## 2019年4月14日日曜日

### 数学 - Python - 解析学 - 数 - 数列と級数 - 数列(不等式、帰納法)

1. $\begin{array}{l}{\left(1+h\right)}^{n}-\left(1+nh+\frac{n\left(n-1\right)}{2}{h}^{2}\right)\\ ={\left(1+h\right)}^{n-1}\left(1+h\right)-\left(1+\left(n-1\right)h+h+\frac{\left(n-1\right)\left(n-2+2\right)}{2}{h}^{2}\right)\\ ={\left(1+h\right)}^{n-1}+h{\left(1+h\right)}^{n-1}-\\ \left(1+\left(n-1\right)h+h+\frac{\left(n-1\right)\left(n-2\right)}{2}{h}^{2}+\left(n-1\right){h}^{2}\right)\\ ={\left(1+h\right)}^{n-1}-\left(1+\left(n-1\right)h+\frac{\left(n-1\right)\left(n-2\right)}{2}{h}^{2}\right)+\\ h{\left(1+h\right)}^{n-1}-\left(h-\left(n-1\right){h}^{2}\right)\\ \ge h{\left(1+h\right)}^{n-1}-h+\left(n-1\right){h}^{2}\\ \ge h\left(1+\left(n-1\right)h\right)-h+\left(n-1\right){h}^{2}\\ =h+\left(n-1\right){h}^{2}-h+\left(n-1\right){h}^{2}\\ =0\end{array}$

よって、 帰納法により、

${\left(1+h\right)}^{n}\ge 1+nh+\frac{n\left(n-1\right)}{2}{h}^{2}$

（証明終）

コード

Python 3

#!/usr/bin/env python3
from sympy import symbols,  pprint, I, Rational, sqrt
from sympy.plotting import plot3d

print('3.')

h, n = symbols('h, n')
p = plot3d((1 + h) ** n - (1 + n * h + n * (n - 1) / 2 * h ** 2),
(h, 0.1, 5),
(n, 2, 10),
show=False)
p.xlabel = h
p.ylabel = n

p.show()
p.save('sample3.png')


C:\Users\...>py sample3.py
3.

C:\Users\...>

● **項目一覧**
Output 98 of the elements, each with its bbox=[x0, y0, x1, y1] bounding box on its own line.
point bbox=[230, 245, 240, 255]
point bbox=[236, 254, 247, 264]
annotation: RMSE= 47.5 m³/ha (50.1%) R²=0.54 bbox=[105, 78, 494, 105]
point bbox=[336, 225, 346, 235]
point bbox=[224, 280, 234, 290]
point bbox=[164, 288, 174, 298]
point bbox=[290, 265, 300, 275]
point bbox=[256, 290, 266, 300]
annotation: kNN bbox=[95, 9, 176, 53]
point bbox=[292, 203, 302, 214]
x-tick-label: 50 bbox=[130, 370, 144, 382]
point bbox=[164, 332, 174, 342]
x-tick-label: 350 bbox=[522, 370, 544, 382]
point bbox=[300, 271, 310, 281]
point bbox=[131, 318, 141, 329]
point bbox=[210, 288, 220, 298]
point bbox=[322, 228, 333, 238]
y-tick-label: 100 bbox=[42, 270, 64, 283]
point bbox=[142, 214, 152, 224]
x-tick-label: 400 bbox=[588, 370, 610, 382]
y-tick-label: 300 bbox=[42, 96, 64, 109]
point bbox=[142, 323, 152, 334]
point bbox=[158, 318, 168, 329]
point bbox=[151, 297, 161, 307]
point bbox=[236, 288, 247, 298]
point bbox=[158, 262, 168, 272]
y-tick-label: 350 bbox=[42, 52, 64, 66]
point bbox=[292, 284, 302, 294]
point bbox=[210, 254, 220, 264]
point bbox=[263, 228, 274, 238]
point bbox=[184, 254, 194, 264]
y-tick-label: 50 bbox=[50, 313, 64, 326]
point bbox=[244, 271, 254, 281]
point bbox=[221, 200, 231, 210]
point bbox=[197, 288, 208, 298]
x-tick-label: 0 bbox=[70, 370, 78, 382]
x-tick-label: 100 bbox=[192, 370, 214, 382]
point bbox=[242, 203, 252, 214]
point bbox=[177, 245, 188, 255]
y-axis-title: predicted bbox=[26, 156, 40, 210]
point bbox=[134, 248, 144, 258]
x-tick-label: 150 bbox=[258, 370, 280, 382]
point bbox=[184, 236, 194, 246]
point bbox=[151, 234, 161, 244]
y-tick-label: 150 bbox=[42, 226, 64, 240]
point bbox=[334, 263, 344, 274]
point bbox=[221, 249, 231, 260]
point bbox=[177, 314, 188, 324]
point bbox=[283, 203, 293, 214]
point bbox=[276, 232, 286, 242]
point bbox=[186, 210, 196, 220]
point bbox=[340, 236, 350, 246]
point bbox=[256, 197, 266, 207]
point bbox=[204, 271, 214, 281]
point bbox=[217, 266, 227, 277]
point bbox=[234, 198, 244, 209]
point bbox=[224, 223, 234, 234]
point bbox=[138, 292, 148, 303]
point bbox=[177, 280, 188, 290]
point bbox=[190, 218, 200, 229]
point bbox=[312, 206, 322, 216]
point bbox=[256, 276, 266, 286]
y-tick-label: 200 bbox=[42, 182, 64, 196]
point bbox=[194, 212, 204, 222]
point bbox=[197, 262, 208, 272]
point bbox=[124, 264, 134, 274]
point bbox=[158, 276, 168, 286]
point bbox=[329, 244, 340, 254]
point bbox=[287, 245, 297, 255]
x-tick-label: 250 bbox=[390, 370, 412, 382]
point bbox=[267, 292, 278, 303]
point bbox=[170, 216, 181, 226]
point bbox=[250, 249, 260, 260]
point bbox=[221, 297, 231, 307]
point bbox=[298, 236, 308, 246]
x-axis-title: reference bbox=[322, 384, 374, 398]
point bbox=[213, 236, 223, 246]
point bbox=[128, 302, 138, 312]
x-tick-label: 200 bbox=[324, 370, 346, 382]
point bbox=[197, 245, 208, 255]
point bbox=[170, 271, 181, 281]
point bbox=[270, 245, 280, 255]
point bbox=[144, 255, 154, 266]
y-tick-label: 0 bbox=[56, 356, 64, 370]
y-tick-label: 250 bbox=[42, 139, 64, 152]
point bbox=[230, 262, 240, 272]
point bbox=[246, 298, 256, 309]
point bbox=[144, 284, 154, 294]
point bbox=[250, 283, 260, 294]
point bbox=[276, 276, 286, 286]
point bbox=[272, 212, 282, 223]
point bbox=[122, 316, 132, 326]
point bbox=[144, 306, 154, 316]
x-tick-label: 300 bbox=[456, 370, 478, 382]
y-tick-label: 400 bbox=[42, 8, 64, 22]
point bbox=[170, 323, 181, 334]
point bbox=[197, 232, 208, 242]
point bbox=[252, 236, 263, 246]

● **課題 A**
抜粋の「print('3.')」から「p.save('sample3.png')」までの部分を、「sample3.png」を「sample4.png」に更新したうえでもう一度示してください。
● **課題 B**
抜粋では、(1+h)^n ≥ 1+nh+n(n−1)h²/2 が成り立つと結論しています。その根拠を1〜3文で説明してください。
● **課題 C**
抜粋のコードでは、3次元グラフを描く際に n の範囲をいくつからいくつまでに指定していますか。

● **正しい出力 A**
print('3.')

h, n = symbols('h, n')
p = plot3d((1 + h) ** n - (1 + n * h + n * (n - 1) / 2 * h ** 2),
(h, 0.1, 5),
(n, 2, 10),
show=False)
p.xlabel = h
p.ylabel = n

p.show()
p.save('sample4.png')

● **正しい出力 B**
式1で (1+h)^n − (1+nh+n(n−1)h²/2) を変形し、その値が0以上になることを示しているからです。これを受けて、帰納法によりこの不等式が成り立つと結論しています。

● **正しい出力 C**
2から10までです。